START Records for the exercise
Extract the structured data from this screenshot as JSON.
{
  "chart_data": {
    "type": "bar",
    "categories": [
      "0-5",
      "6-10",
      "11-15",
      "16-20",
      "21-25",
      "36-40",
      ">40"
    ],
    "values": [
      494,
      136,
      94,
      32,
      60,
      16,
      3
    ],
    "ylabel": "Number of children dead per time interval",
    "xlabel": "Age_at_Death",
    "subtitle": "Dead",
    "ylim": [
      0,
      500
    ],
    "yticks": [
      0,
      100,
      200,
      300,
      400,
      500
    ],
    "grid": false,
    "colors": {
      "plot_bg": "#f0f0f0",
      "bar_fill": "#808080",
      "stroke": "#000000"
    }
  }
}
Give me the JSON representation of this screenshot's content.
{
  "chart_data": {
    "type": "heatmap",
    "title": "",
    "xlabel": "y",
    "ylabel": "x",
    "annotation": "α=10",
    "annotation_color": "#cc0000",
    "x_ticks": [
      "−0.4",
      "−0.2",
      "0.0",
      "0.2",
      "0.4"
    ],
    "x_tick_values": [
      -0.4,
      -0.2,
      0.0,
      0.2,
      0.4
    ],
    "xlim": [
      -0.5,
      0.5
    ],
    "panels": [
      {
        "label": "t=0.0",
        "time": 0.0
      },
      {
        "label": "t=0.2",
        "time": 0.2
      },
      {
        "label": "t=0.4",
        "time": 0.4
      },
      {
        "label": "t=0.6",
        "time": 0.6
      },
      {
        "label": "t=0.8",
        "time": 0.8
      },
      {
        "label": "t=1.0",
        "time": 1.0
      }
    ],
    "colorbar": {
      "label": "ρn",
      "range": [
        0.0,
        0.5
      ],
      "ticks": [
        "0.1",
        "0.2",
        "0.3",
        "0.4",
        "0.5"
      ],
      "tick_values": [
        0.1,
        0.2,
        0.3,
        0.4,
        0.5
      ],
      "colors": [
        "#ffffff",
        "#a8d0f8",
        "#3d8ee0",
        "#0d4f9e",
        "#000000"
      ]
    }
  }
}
END Records for the exercise
Work to complete => State how many lines in the records above contain the word "ylabel", and give only that number.

Output for this exercise => 2